Find the lines containing "JSON" and say how many there are, with no other words.
☆ ☆ ☆ ☆
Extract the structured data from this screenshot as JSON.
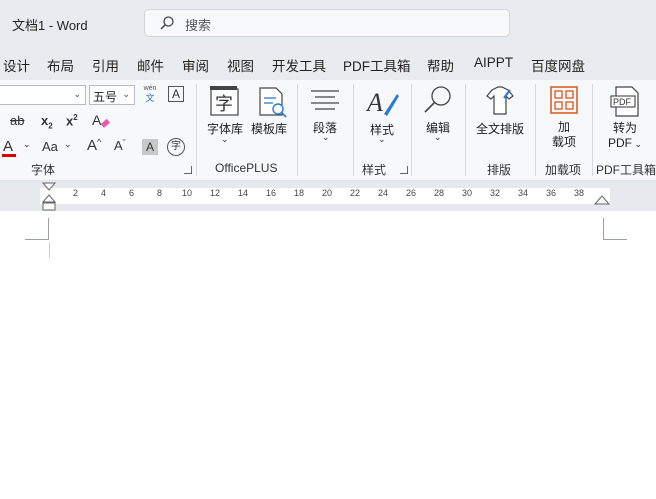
{
  "titlebar": {
    "title": "文档1  -  Word",
    "search_placeholder": "搜索"
  },
  "menu": [
    "设计",
    "布局",
    "引用",
    "邮件",
    "审阅",
    "视图",
    "开发工具",
    "PDF工具箱",
    "帮助",
    "AIPPT",
    "百度网盘"
  ],
  "font_group": {
    "font_size": "五号",
    "phonetic_top": "wén",
    "phonetic_bottom": "文",
    "border_char": "A",
    "strike": "ab",
    "subscript": "x",
    "subscript_mark": "2",
    "superscript": "x",
    "superscript_mark": "2",
    "font_color": "A",
    "case_label": "Aa",
    "grow": "A",
    "shrink": "A",
    "shade": "A",
    "enclose": "字",
    "label": "字体"
  },
  "officeplus": {
    "font_lib": "字体库",
    "template_lib": "模板库",
    "label": "OfficePLUS"
  },
  "paragraph": {
    "label": "段落"
  },
  "styles": {
    "style_btn": "样式",
    "label": "样式"
  },
  "editing": {
    "label": "编辑"
  },
  "layout": {
    "full_text": "全文排版",
    "label": "排版"
  },
  "addins": {
    "line1": "加",
    "line2": "载项",
    "label": "加载项"
  },
  "pdf": {
    "line1": "转为",
    "line2": "PDF",
    "label": "PDF工具箱"
  },
  "ruler_ticks": [
    "2",
    "4",
    "6",
    "8",
    "10",
    "12",
    "14",
    "16",
    "18",
    "20",
    "22",
    "24",
    "26",
    "28",
    "30",
    "32",
    "34",
    "36",
    "38"
  ],
  "colors": {
    "chrome": "#e8ecf0",
    "ribbon": "#f7f8fa",
    "font_color_red": "#d40000",
    "addin_orange": "#d9622b"
  }
}
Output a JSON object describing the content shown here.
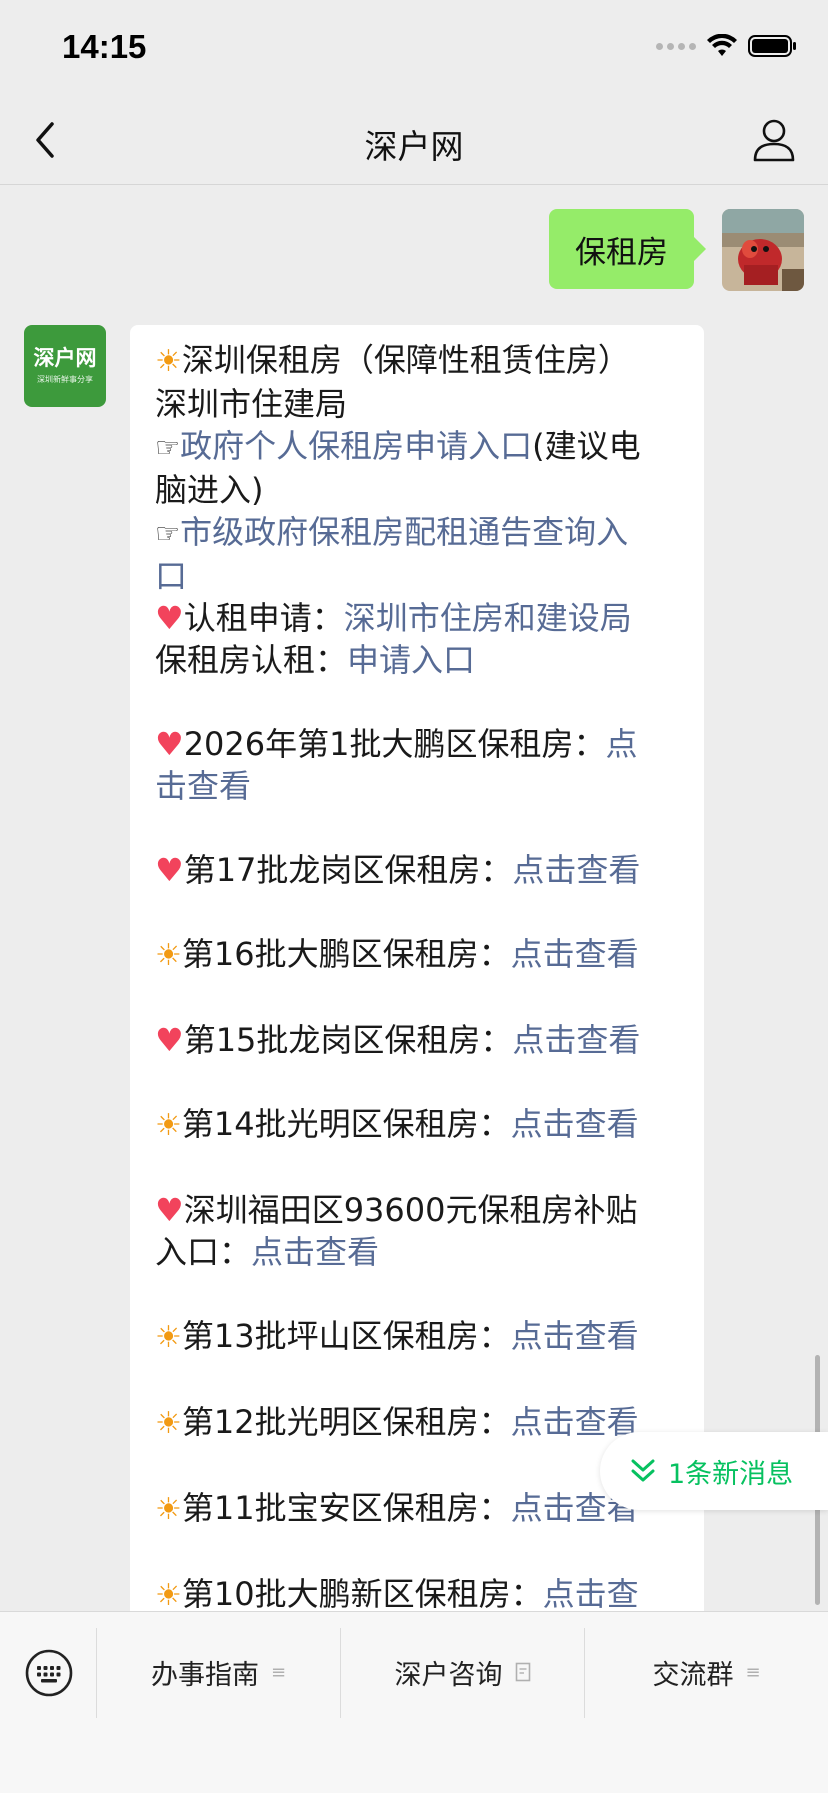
{
  "status_bar": {
    "time": "14:15"
  },
  "nav": {
    "title": "深户网"
  },
  "chat": {
    "my_message": "保租房",
    "bot_avatar": {
      "logo_main": "深户网",
      "logo_sub": "深圳新鲜事分享"
    },
    "reply": {
      "l1": "深圳保租房（保障性租赁住房）",
      "l2": "深圳市住建局",
      "l3_link": "政府个人保租房申请入口",
      "l3_rest": "(建议电",
      "l4": "脑进入)",
      "l5_link": "市级政府保租房配租通告查询入",
      "l6_link": "口",
      "l7_text": "认租申请：",
      "l7_link": "深圳市住房和建设局",
      "l8_text": "保租房认租：",
      "l8_link": "申请入口",
      "l9_text": "2026年第1批大鹏区保租房：",
      "l9_link": "点",
      "l10_link": "击查看",
      "l11_text": "第17批龙岗区保租房：",
      "l11_link": "点击查看",
      "l12_text": "第16批大鹏区保租房：",
      "l12_link": "点击查看",
      "l13_text": "第15批龙岗区保租房：",
      "l13_link": "点击查看",
      "l14_text": "第14批光明区保租房：",
      "l14_link": "点击查看",
      "l15_text": "深圳福田区93600元保租房补贴",
      "l16_text": "入口：",
      "l16_link": "点击查看",
      "l17_text": "第13批坪山区保租房：",
      "l17_link": "点击查看",
      "l18_text": "第12批光明区保租房：",
      "l18_link": "点击查看",
      "l19_text": "第11批宝安区保租房：",
      "l19_link": "点击查看",
      "l20_text": "第10批大鹏新区保租房：",
      "l20_link": "点击查"
    },
    "new_message_pill": "1条新消息"
  },
  "bottom_menu": {
    "items": [
      "办事指南",
      "深户咨询",
      "交流群"
    ]
  },
  "icons": {
    "sun": "sun-emoji",
    "heart": "heart-emoji",
    "pointing_hand": "pointing-hand-emoji"
  },
  "colors": {
    "link": "#576b95",
    "my_bubble": "#95ec69",
    "accent_green": "#07c160"
  }
}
☆ ☆ ☆ ☆
## Reply to the exercise
2